## Instructions to follow:
Nothing in the records may be left out or altered; reproduce them all exactly.

## Data supplied:
▬▬▬▬▬▬
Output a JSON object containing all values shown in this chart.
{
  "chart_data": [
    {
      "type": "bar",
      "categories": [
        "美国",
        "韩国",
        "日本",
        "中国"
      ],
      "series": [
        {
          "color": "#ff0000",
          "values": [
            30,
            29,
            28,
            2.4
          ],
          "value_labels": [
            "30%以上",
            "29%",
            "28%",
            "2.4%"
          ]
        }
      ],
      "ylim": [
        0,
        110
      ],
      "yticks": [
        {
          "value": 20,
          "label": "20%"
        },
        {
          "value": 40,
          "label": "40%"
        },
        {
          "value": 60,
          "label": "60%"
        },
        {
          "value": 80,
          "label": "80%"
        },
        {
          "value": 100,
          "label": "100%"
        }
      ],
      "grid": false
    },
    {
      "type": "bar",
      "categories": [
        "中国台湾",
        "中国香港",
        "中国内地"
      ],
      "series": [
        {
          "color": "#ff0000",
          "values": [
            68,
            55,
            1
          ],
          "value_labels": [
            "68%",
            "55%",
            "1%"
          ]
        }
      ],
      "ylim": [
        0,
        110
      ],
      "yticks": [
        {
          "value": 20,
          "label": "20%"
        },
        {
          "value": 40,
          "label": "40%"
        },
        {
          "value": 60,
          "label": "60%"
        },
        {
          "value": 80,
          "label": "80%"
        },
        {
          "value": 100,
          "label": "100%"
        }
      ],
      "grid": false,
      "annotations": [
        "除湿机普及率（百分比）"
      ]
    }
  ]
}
▬▬▬▬▬▬
## The solution:
Output a JSON object containing all values shown in this chart.
{
  "chart_data": [
    {
      "type": "bar",
      "categories": [
        "美国",
        "韩国",
        "日本",
        "中国"
      ],
      "series": [
        {
          "color": "#ff0000",
          "values": [
            30,
            29,
            28,
            2.4
          ],
          "value_labels": [
            "30%以上",
            "29%",
            "28%",
            "2.4%"
          ]
        }
      ],
      "ylim": [
        0,
        110
      ],
      "yticks": [
        {
          "value": 20,
          "label": "20%"
        },
        {
          "value": 40,
          "label": "40%"
        },
        {
          "value": 60,
          "label": "60%"
        },
        {
          "value": 80,
          "label": "80%"
        },
        {
          "value": 100,
          "label": "100%"
        }
      ],
      "grid": false
    },
    {
      "type": "bar",
      "categories": [
        "中国台湾",
        "中国香港",
        "中国内地"
      ],
      "series": [
        {
          "color": "#ff0000",
          "values": [
            68,
            55,
            1
          ],
          "value_labels": [
            "68%",
            "55%",
            "1%"
          ]
        }
      ],
      "ylim": [
        0,
        110
      ],
      "yticks": [
        {
          "value": 20,
          "label": "20%"
        },
        {
          "value": 40,
          "label": "40%"
        },
        {
          "value": 60,
          "label": "60%"
        },
        {
          "value": 80,
          "label": "80%"
        },
        {
          "value": 100,
          "label": "100%"
        }
      ],
      "grid": false,
      "annotations": [
        "除湿机普及率（百分比）"
      ]
    }
  ]
}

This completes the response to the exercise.